=== Provided data ===

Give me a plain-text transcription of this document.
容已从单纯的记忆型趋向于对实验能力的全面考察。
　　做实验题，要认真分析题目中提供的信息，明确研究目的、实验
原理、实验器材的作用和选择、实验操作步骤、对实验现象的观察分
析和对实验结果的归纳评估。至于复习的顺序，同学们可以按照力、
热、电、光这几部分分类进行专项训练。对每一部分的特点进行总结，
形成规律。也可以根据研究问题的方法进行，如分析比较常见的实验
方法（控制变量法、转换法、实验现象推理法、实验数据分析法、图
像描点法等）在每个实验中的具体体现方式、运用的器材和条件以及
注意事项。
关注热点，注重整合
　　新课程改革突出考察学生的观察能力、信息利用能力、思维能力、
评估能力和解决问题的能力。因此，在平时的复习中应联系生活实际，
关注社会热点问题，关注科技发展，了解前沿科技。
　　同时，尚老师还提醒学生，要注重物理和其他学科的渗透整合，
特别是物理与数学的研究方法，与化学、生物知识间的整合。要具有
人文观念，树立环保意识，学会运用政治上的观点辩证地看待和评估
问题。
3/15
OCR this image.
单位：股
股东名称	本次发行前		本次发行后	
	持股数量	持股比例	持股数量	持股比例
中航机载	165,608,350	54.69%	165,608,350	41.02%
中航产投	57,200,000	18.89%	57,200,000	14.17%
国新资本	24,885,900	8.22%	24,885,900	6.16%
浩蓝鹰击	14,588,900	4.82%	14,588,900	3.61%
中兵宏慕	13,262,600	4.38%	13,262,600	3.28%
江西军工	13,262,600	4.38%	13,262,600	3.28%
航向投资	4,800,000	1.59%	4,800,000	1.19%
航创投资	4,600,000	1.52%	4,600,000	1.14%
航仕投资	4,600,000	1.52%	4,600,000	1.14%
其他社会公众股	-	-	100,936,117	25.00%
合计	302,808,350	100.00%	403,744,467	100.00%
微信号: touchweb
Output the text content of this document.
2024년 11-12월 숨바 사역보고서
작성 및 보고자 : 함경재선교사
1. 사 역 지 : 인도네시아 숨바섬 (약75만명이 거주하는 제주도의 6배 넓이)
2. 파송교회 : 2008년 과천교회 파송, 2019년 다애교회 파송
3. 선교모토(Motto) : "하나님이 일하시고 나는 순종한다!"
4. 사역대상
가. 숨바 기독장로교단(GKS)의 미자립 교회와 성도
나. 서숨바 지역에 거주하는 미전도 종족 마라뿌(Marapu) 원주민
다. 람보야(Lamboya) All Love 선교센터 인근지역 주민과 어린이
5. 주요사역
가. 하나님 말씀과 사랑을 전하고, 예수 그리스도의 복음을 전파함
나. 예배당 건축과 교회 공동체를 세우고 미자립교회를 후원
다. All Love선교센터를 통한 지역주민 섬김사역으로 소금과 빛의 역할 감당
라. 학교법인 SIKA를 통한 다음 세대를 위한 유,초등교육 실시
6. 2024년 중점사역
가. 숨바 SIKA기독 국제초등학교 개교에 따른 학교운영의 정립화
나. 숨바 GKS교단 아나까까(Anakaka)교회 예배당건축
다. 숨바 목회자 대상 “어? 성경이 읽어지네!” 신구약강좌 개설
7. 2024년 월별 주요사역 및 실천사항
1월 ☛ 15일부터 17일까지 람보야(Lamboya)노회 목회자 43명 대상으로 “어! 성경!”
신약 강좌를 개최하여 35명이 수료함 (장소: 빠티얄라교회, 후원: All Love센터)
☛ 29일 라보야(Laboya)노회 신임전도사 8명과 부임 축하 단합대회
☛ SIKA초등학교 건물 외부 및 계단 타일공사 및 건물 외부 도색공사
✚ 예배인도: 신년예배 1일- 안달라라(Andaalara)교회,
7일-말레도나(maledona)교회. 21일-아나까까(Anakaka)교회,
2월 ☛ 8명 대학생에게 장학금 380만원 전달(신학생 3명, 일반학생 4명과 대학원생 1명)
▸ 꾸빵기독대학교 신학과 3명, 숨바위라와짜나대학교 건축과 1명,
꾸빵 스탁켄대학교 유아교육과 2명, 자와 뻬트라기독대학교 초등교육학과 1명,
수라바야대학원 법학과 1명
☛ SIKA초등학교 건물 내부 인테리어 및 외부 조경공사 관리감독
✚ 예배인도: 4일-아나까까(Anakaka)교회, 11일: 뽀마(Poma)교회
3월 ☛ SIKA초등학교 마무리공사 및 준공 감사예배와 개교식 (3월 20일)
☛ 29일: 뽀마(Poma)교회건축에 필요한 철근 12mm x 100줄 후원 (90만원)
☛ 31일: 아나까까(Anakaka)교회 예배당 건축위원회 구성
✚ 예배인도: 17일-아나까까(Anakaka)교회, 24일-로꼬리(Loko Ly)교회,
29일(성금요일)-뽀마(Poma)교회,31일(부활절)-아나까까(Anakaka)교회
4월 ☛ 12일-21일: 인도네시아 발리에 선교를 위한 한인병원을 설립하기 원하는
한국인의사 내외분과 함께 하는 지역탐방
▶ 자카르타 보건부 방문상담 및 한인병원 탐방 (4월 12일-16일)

===

Write out every line of the data that holds the word "SIKA초등학교".

_Right answer:_
☛ SIKA초등학교 건물 외부 및 계단 타일공사 및 건물 외부 도색공사
☛ SIKA초등학교 건물 내부 인테리어 및 외부 조경공사 관리감독
3월 ☛ SIKA초등학교 마무리공사 및 준공 감사예배와 개교식 (3월 20일)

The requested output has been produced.